Document text:
────────────────────

How I wished I could have made a picture of the fine old man and his beautiful surroundings on that memorable day!

=== Rebuttal by Darwin's children and others===
On 2 November 1915, Rev. A.T. Robertson, who had given a lecture at the Northfield Conference on the same day as Lady Hope, received a letter about her story from an acquaintance in Toronto who claimed to have known her back in London and had little confidence in "her judgement or her imagination".

Everyone in Darwin's family denied the validity of the story. In 1917, Darwin's son Francis wrote that "Lady Hope's account of my father's views on religion is quite untrue. I have publicly accused her of falsehood, but have not seen any reply. My father's agnostic point of view is given in my Life and Letters of Charles Darwin, Vol. I., pp. 304–317. You are at liberty to publish the above statement. Indeed, I shall be glad if you will do so." In 1922, Darwin's daughter, Henrietta Litchfield, said she did not believe Lady Hope had ever seen her father and that "he never recanted any of his scientific views, either then or earlier. We think the story of his conversion was fabricated in the U.S.A." Leonard, Darwin's last surviving child, dismissed Lady Hope's account as a "hallucination" (1930) and "purely fictitious" (1934).

=== Subsequent retellings and investigations ===
Lady Hope gave the fullest account of her story in a letter written (circa 1919–20) to S. James Bole, who first published it in 1940. (Note: The letter text is reprinted.) The story became a popular legend, and Hope's claims were republished as late as October 1955 in the Reformation Review and in the Monthly Record of the Free Church of Scotland in February 1957.

In 1925, J. W. C. Fegan, an evangelist and sometime associate of Lady Hope, commented on her character to one S. J. Pratt, who was investigating the story. Fegan said that although Darwin had certainly been an agnostic, he was also "an honourable, courteous, benevolent gentleman." In contrast, Fegan noted that after Hope had been "adjudicated bankrupt," she had asked him for "a commendatory letter to take with her to America, and it was my painful duty to tell her that I did not feel I could do so." (Note: L. R. Croft has disputed the reliability of this letter on the grounds that as a member of the English aristocracy, Lady Hope would have had little need for a commendatory letter from Fegan.)

────────────────────

Data to examine:
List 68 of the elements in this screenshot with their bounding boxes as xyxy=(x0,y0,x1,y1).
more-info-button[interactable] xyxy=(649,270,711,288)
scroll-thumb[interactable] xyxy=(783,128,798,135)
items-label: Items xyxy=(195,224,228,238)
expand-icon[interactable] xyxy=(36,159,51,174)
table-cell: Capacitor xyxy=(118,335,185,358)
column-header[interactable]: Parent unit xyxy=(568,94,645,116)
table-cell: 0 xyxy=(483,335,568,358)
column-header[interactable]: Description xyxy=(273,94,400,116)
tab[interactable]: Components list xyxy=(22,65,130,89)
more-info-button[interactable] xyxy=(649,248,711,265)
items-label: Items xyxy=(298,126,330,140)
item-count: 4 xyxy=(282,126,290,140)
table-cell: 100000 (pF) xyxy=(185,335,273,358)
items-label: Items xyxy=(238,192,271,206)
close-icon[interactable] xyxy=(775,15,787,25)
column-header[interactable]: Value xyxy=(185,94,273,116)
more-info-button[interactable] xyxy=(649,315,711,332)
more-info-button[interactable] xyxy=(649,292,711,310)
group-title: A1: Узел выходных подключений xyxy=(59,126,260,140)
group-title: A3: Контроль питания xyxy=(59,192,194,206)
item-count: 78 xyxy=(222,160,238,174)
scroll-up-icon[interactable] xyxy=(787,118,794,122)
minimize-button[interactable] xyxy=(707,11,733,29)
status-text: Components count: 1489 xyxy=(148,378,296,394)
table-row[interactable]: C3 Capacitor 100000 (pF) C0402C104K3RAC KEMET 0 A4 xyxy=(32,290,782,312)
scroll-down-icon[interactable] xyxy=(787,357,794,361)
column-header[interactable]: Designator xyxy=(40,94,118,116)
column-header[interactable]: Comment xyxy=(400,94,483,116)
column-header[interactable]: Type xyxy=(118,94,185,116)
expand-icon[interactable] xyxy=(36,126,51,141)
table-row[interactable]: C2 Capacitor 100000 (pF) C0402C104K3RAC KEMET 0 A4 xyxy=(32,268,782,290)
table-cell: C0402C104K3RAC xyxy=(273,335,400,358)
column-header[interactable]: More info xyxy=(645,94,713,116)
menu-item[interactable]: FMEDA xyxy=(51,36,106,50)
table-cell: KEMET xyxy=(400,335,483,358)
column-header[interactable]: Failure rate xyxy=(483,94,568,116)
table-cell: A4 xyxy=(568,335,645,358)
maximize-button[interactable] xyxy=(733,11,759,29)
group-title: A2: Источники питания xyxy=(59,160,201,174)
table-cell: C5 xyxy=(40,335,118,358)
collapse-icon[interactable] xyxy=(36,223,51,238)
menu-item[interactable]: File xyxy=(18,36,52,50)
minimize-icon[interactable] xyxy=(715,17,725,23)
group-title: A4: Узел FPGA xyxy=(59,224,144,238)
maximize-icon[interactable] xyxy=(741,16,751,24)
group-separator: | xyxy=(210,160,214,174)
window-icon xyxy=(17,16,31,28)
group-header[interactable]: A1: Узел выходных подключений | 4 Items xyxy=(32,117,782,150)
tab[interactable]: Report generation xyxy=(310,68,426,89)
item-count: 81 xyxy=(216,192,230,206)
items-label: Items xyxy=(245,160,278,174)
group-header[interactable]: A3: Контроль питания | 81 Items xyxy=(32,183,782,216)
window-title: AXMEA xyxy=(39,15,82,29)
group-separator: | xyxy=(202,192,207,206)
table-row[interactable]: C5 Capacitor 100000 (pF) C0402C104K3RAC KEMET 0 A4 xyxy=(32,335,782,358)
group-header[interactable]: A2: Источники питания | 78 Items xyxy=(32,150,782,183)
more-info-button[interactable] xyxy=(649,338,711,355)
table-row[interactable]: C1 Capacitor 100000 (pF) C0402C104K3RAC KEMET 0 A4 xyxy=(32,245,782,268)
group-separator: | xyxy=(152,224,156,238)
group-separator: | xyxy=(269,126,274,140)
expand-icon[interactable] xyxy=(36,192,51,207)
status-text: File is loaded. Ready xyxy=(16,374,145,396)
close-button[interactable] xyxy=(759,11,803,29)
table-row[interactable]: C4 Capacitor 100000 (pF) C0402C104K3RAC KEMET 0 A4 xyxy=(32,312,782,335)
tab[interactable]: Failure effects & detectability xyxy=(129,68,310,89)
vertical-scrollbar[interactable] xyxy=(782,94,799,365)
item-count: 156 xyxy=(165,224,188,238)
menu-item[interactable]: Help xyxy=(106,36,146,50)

────────────────────

Copy the passage about Lady Hope's story of Darwin word for word, from "In 1925, J." up to and including "letter from Fegan.)".

Task result:
In 1925, J. W. C. Fegan, an evangelist and sometime associate of Lady Hope, commented on her character to one S. J. Pratt, who was investigating the story. Fegan said that although Darwin had certainly been an agnostic, he was also "an honourable, courteous, benevolent gentleman." In contrast, Fegan noted that after Hope had been "adjudicated bankrupt," she had asked him for "a commendatory letter to take with her to America, and it was my painful duty to tell her that I did not feel I could do so." (Note: L. R. Croft has disputed the reliability of this letter on the grounds that as a member of the English aristocracy, Lady Hope would have had little need for a commendatory letter from Fegan.)